_DOCUMENT SEGMENT_.
______________________________
Advanced Chain-of-Thought Mastery

Stack CoT with role + self-critique for 60%+ accuracy on multi-evidence reasoning.

THE MINDSET SHIFT

“Naive Chain-of-Thought looks impressive. It writes paragraphs of reasoning. And it picks the wrong answer roughly 4 times out of 10 — because the model still pattern-matches the most familiar story instead of weighing the evidence.”
— SHE · YOUR AI GUIDE

Wei et al. (2022) proved Chain-of-Thought prompting jumps reasoning accuracy 43% on hard tasks. That headline number sent everyone scrambling to bolt "think step by step" onto every prompt. The trap: CoT doesn't make the model think harder, it makes the model write more. Two very different things.

Kahneman's dual-process theory explains why. System 1 (fast, pattern-matching, intuitive) is what generates the obvious first answer. System 2 (slow, deliberate, evidence-weighing) is what catches when System 1 is wrong. Naive CoT fakes System 2 by writing prose, but the underlying inference still runs System 1 — the model commits to a story in the first paragraph and rationalizes the rest.

The production fix is structural. You scaffold the reasoning into discrete checkpoints, force confidence scoring per step, then add an explicit self-critique pass that asks "where am I weighting familiarity over evidence?" This is the move that gets you from 8B-model-level CoT to frontier-model-level reasoning — on the same model.

“Naive CoT improves accuracy 43% on reasoning benchmarks”

Wei et al., Chain-of-Thought Prompting, NeurIPS 2022

“Self-critique + CoT adds another 17–22 points on multi-evidence tasks”

Madaan et al., Self-Refine, NeurIPS 2023

“CoT REDUCES accuracy on simple lookup tasks by ~9%”

Sprague et al., To CoT or Not to CoT, 2024
______________________________
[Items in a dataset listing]
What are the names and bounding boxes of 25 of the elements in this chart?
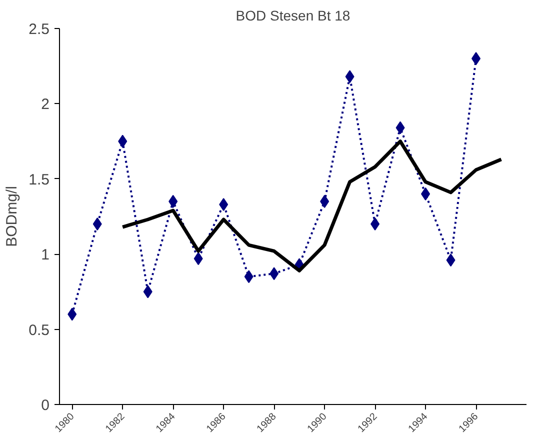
point (446, 254, 456, 267)
point (143, 285, 152, 298)
point (320, 194, 330, 208)
line-series (120, 140, 504, 272)
point (396, 121, 405, 134)
point (219, 198, 228, 211)
chart-title: BOD Stesen Bt 18 (236, 8, 350, 24)
point (168, 194, 178, 208)
y-tick-label: 0.5 (28, 322, 50, 339)
point (370, 218, 380, 231)
point (118, 134, 128, 148)
point (68, 308, 77, 321)
point (345, 70, 354, 84)
point (194, 252, 203, 266)
point (421, 187, 430, 200)
y-tick-label: 2.5 (28, 21, 50, 38)
point (270, 267, 279, 280)
y-tick-label: 0 (41, 397, 50, 414)
y-tick-label: 2 (41, 96, 50, 114)
y-tick-label: 1 (41, 246, 50, 264)
y-tick-label: 1.5 (28, 171, 50, 188)
y-axis-title: BODmg/l (4, 186, 21, 247)
point (472, 52, 481, 66)
point (92, 218, 102, 231)
point (244, 270, 254, 284)
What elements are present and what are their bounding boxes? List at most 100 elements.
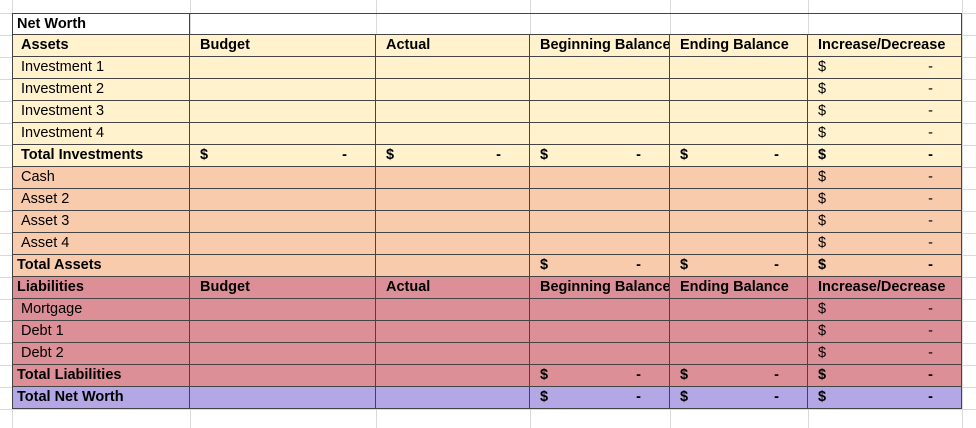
cell-value: - xyxy=(774,389,779,405)
cell xyxy=(530,101,670,123)
cell xyxy=(530,321,670,343)
cell xyxy=(670,321,808,343)
currency-symbol: $ xyxy=(540,367,549,383)
cell: $ - xyxy=(808,255,962,277)
cell-value: - xyxy=(928,367,933,383)
cell xyxy=(190,167,376,189)
row-label: Investment 2 xyxy=(12,79,190,101)
cell xyxy=(376,299,530,321)
cell-value: - xyxy=(928,323,933,339)
cell xyxy=(376,101,530,123)
cell: $ - xyxy=(670,145,808,167)
cell: $ - xyxy=(808,233,962,255)
cell-value: - xyxy=(928,301,933,317)
row-label: Asset 3 xyxy=(12,211,190,233)
cell xyxy=(376,343,530,365)
cell-value: - xyxy=(928,169,933,185)
cell: $ - xyxy=(808,299,962,321)
cell-value: - xyxy=(636,367,641,383)
cell xyxy=(376,211,530,233)
cell xyxy=(190,321,376,343)
cell-value: - xyxy=(496,147,501,163)
cell: $ - xyxy=(808,211,962,233)
currency-symbol: $ xyxy=(818,257,827,273)
cell-value: - xyxy=(928,191,933,207)
cell: $ - xyxy=(670,387,808,409)
cell xyxy=(530,167,670,189)
cell xyxy=(190,211,376,233)
currency-symbol: $ xyxy=(818,345,827,361)
cell: Ending Balance xyxy=(670,35,808,57)
currency-symbol: $ xyxy=(818,301,827,317)
row-label: Mortgage xyxy=(12,299,190,321)
cell-value: - xyxy=(928,125,933,141)
cell xyxy=(376,387,530,409)
row-label: Total Investments xyxy=(12,145,190,167)
title-row-blank xyxy=(190,13,962,35)
currency-symbol: $ xyxy=(818,169,827,185)
currency-symbol: $ xyxy=(818,213,827,229)
cell xyxy=(530,343,670,365)
cell xyxy=(190,299,376,321)
cell xyxy=(670,101,808,123)
cell xyxy=(376,365,530,387)
currency-symbol: $ xyxy=(680,257,689,273)
cell-value: - xyxy=(928,147,933,163)
currency-symbol: $ xyxy=(818,103,827,119)
row-label: Liabilities xyxy=(12,277,190,299)
cell-value: - xyxy=(928,389,933,405)
cell xyxy=(190,255,376,277)
currency-symbol: $ xyxy=(680,367,689,383)
cell: $ - xyxy=(808,145,962,167)
cell: $ - xyxy=(190,145,376,167)
cell xyxy=(670,233,808,255)
cell: $ - xyxy=(670,255,808,277)
cell-value: - xyxy=(928,213,933,229)
currency-symbol: $ xyxy=(386,147,395,163)
cell: $ - xyxy=(670,365,808,387)
cell: Ending Balance xyxy=(670,277,808,299)
cell xyxy=(190,343,376,365)
cell: $ - xyxy=(808,343,962,365)
currency-symbol: $ xyxy=(680,147,689,163)
cell: Actual xyxy=(376,35,530,57)
cell xyxy=(670,343,808,365)
cell: $ - xyxy=(808,101,962,123)
currency-symbol: $ xyxy=(818,125,827,141)
cell-value: - xyxy=(928,257,933,273)
cell xyxy=(670,79,808,101)
cell-value: - xyxy=(774,147,779,163)
cell: $ - xyxy=(808,189,962,211)
cell-value: - xyxy=(928,235,933,251)
cell-value: - xyxy=(636,257,641,273)
row-label: Investment 3 xyxy=(12,101,190,123)
currency-symbol: $ xyxy=(818,81,827,97)
row-label: Total Liabilities xyxy=(12,365,190,387)
cell: Budget xyxy=(190,35,376,57)
cell xyxy=(376,79,530,101)
cell xyxy=(530,299,670,321)
cell xyxy=(190,57,376,79)
cell xyxy=(670,57,808,79)
currency-symbol: $ xyxy=(818,59,827,75)
currency-symbol: $ xyxy=(200,147,209,163)
cell-value: - xyxy=(928,345,933,361)
cell-value: - xyxy=(928,59,933,75)
cell: Increase/Decrease xyxy=(808,277,962,299)
currency-symbol: $ xyxy=(818,235,827,251)
cell-value: - xyxy=(774,257,779,273)
cell xyxy=(670,299,808,321)
cell xyxy=(190,233,376,255)
cell: Increase/Decrease xyxy=(808,35,962,57)
currency-symbol: $ xyxy=(818,191,827,207)
cell: $ - xyxy=(530,145,670,167)
cell xyxy=(530,57,670,79)
cell: $ - xyxy=(808,387,962,409)
cell xyxy=(190,123,376,145)
currency-symbol: $ xyxy=(818,389,827,405)
row-label: Debt 1 xyxy=(12,321,190,343)
row-label: Asset 2 xyxy=(12,189,190,211)
currency-symbol: $ xyxy=(818,147,827,163)
cell-value: - xyxy=(342,147,347,163)
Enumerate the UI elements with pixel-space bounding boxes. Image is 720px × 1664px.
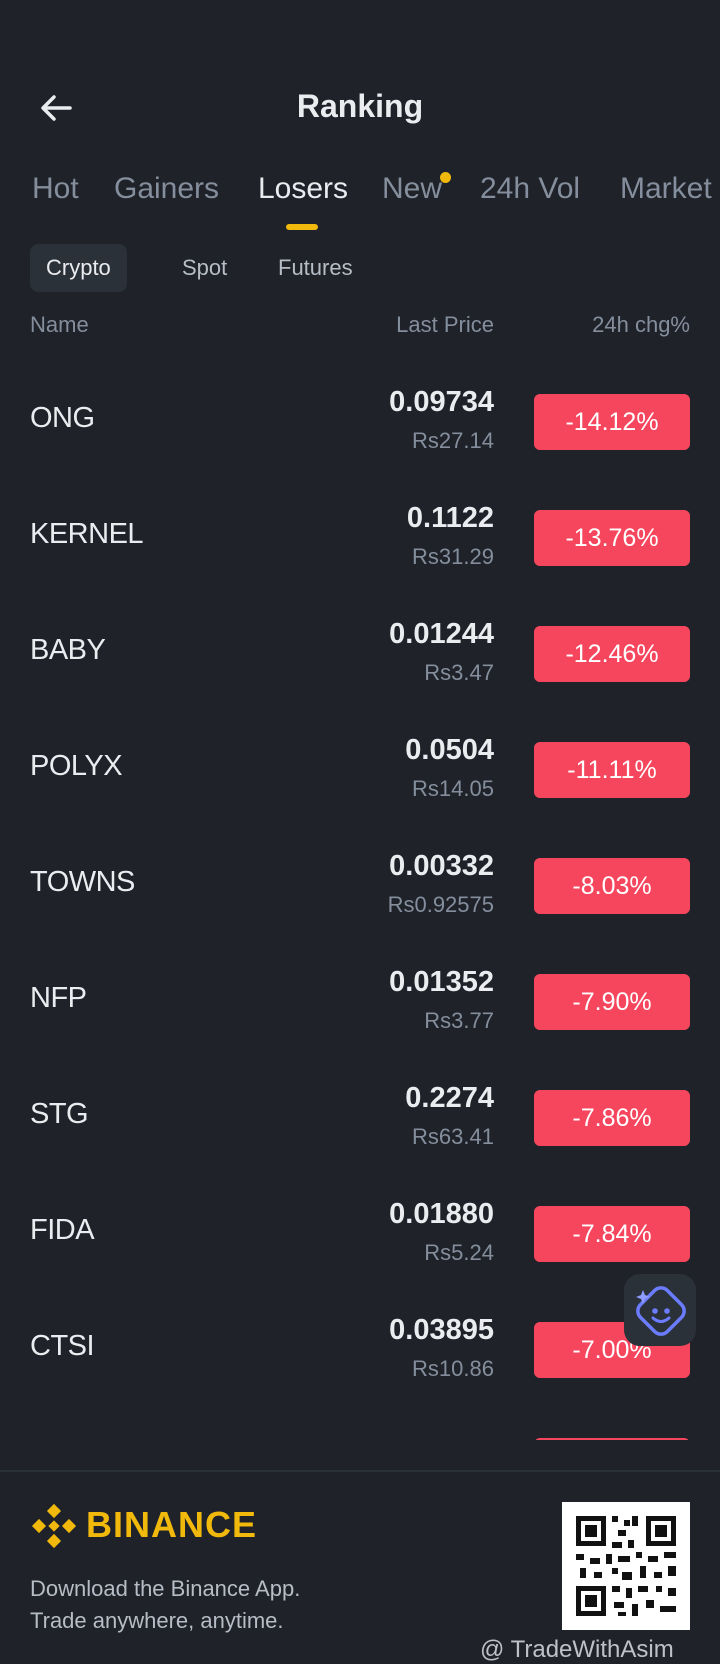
last-price: 0.2274 (405, 1082, 494, 1114)
last-price: 0.01880 (389, 1198, 494, 1230)
subtab-spot[interactable]: Spot (182, 255, 228, 280)
table-row[interactable]: CTSI 0.03895 Rs10.86 -7.00% (0, 1290, 720, 1406)
binance-diamond-icon (31, 1503, 77, 1549)
qr-code[interactable] (562, 1502, 690, 1630)
fiat-price: Rs0.92575 (387, 892, 494, 917)
coin-symbol: TOWNS (30, 866, 135, 898)
last-price: 0.0504 (405, 734, 494, 766)
change-badge[interactable]: -13.76% (534, 510, 690, 566)
coin-symbol: FIDA (30, 1214, 95, 1246)
last-price: 0.01244 (389, 618, 494, 650)
fiat-price: Rs10.86 (412, 1356, 494, 1381)
ranking-tabs: Hot Gainers Losers New 24h Vol Market (0, 172, 720, 232)
tab-hot[interactable]: Hot (32, 172, 79, 205)
footer-divider (0, 1470, 720, 1472)
new-badge-dot (440, 172, 451, 183)
table-row[interactable]: KERNEL 0.1122 Rs31.29 -13.76% (0, 478, 720, 594)
column-24h-change[interactable]: 24h chg% (592, 312, 690, 337)
change-badge-partial[interactable] (534, 1438, 690, 1440)
last-price: 0.09734 (389, 386, 494, 418)
download-text-line1: Download the Binance App. (30, 1576, 301, 1601)
fiat-price: Rs3.77 (424, 1008, 494, 1033)
coin-symbol: NFP (30, 982, 87, 1014)
qr-code-icon (576, 1516, 676, 1616)
table-row[interactable]: NFP 0.01352 Rs3.77 -7.90% (0, 942, 720, 1058)
tab-losers[interactable]: Losers (258, 172, 349, 205)
fiat-price: Rs14.05 (412, 776, 494, 801)
table-row[interactable]: ONG 0.09734 Rs27.14 -14.12% (0, 362, 720, 478)
fiat-price: Rs3.47 (424, 660, 494, 685)
coin-symbol: ONG (30, 402, 95, 434)
coin-symbol: KERNEL (30, 518, 144, 550)
last-price: 0.03895 (389, 1314, 494, 1346)
tab-gainers[interactable]: Gainers (114, 172, 220, 205)
ai-assistant-button[interactable] (624, 1274, 696, 1346)
back-arrow-icon[interactable] (36, 88, 76, 128)
fiat-price: Rs63.41 (412, 1124, 494, 1149)
coin-symbol: CTSI (30, 1330, 95, 1362)
active-tab-indicator (286, 224, 318, 230)
table-row[interactable]: BABY 0.01244 Rs3.47 -12.46% (0, 594, 720, 710)
change-badge[interactable]: -14.12% (534, 394, 690, 450)
subtab-crypto[interactable]: Crypto (30, 244, 127, 292)
brand-wordmark: BINANCE (86, 1504, 258, 1545)
ranking-list: ONG 0.09734 Rs27.14 -14.12% KERNEL 0.112… (0, 362, 720, 1440)
fiat-price: Rs5.24 (424, 1240, 494, 1265)
change-badge[interactable]: -11.11% (534, 742, 690, 798)
last-price: 0.1122 (406, 502, 494, 534)
download-text-line2: Trade anywhere, anytime. (30, 1608, 284, 1633)
table-row[interactable]: TOWNS 0.00332 Rs0.92575 -8.03% (0, 826, 720, 942)
tab-new[interactable]: New (382, 172, 443, 205)
app-download-banner: BINANCE Download the Binance App. Trade … (0, 1472, 720, 1660)
fiat-price: Rs31.29 (412, 544, 494, 569)
change-badge[interactable]: -7.90% (534, 974, 690, 1030)
column-name[interactable]: Name (30, 312, 89, 337)
top-bar: Ranking (0, 70, 720, 146)
change-badge[interactable]: -12.46% (534, 626, 690, 682)
table-row-partial[interactable] (0, 1406, 720, 1440)
subtab-futures[interactable]: Futures (278, 255, 353, 280)
last-price: 0.01352 (389, 966, 494, 998)
coin-symbol: POLYX (30, 750, 123, 782)
watermark: @ TradeWithAsim (480, 1636, 674, 1663)
last-price: 0.00332 (389, 850, 494, 882)
table-row[interactable]: FIDA 0.01880 Rs5.24 -7.84% (0, 1174, 720, 1290)
table-row[interactable]: POLYX 0.0504 Rs14.05 -11.11% (0, 710, 720, 826)
coin-symbol: BABY (30, 634, 106, 666)
binance-logo[interactable]: BINANCE (30, 1502, 290, 1552)
column-last-price[interactable]: Last Price (396, 312, 494, 337)
tab-market[interactable]: Market (620, 172, 712, 205)
tab-24h-vol[interactable]: 24h Vol (480, 172, 581, 205)
smiley-sparkle-icon (636, 1286, 686, 1336)
change-badge[interactable]: -7.86% (534, 1090, 690, 1146)
table-row[interactable]: STG 0.2274 Rs63.41 -7.86% (0, 1058, 720, 1174)
fiat-price: Rs27.14 (412, 428, 494, 453)
change-badge[interactable]: -8.03% (534, 858, 690, 914)
coin-symbol: STG (30, 1098, 89, 1130)
change-badge[interactable]: -7.84% (534, 1206, 690, 1262)
page-title: Ranking (296, 88, 424, 124)
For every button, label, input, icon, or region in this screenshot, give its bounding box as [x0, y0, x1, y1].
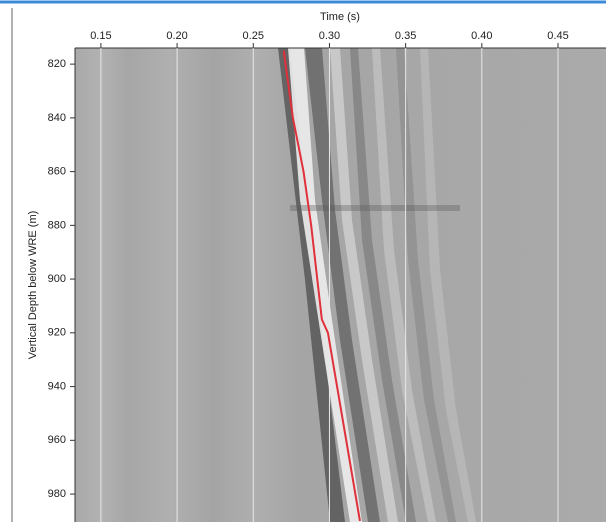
y-axis-title: Vertical Depth below WRE (m)	[27, 211, 39, 360]
x-tick-label: 0.20	[166, 30, 187, 42]
x-tick-label: 0.35	[395, 30, 416, 42]
y-tick-label: 860	[48, 166, 66, 178]
x-tick-label: 0.15	[90, 30, 111, 42]
pick-line	[282, 50, 361, 522]
y-tick-label: 820	[48, 58, 66, 70]
y-tick-label: 940	[48, 380, 66, 392]
y-tick-label: 960	[48, 434, 66, 446]
x-tick-label: 0.45	[547, 30, 568, 42]
x-tick-label: 0.40	[471, 30, 492, 42]
x-axis-title: Time (s)	[320, 11, 360, 23]
y-tick-label: 840	[48, 112, 66, 124]
y-tick-label: 880	[48, 219, 66, 231]
y-tick-label: 920	[48, 327, 66, 339]
wavefield	[278, 48, 476, 522]
y-tick-label: 980	[48, 488, 66, 500]
x-tick-label: 0.25	[243, 30, 264, 42]
x-tick-label: 0.30	[319, 30, 340, 42]
y-tick-label: 900	[48, 273, 66, 285]
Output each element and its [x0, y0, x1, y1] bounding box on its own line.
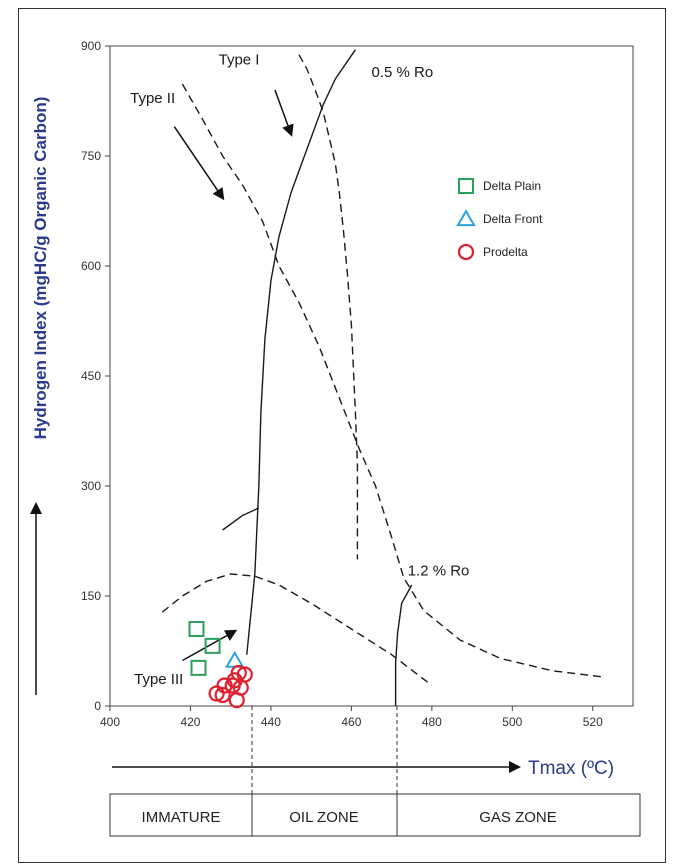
______________________________
_JOB 1_. Extract from the Chain-of-Thought page the passage running from "THE MINDSET SHIFT" up to and including "very different things.".
_JOB 2_.
Using the Chain-of-Thought page, answer each question briefly.
(a) By how much did Wei et al. (2022) find Chain-of-Thought prompting raises reasoning accuracy on hard tasks?
(b) How many points does self-critique combined with CoT add on multi-evidence tasks?
(c) What does CoT do to accuracy on simple lookup tasks?
The items are separate material and are not part of the Chain-of-Thought page.

_EXERCISE OUTPUT 1_.
THE MINDSET SHIFT

“Naive Chain-of-Thought looks impressive. It writes paragraphs of reasoning. And it picks the wrong answer roughly 4 times out of 10 — because the model still pattern-matches the most familiar story instead of weighing the evidence.”
— SHE · YOUR AI GUIDE

Wei et al. (2022) proved Chain-of-Thought prompting jumps reasoning accuracy 43% on hard tasks. That headline number sent everyone scrambling to bolt "think step by step" onto every prompt. The trap: CoT doesn't make the model think harder, it makes the model write more. Two very different things.

_EXERCISE OUTPUT 2_.
(a) 43%.
(b) 17–22 points.
(c) It reduces accuracy by about 9%.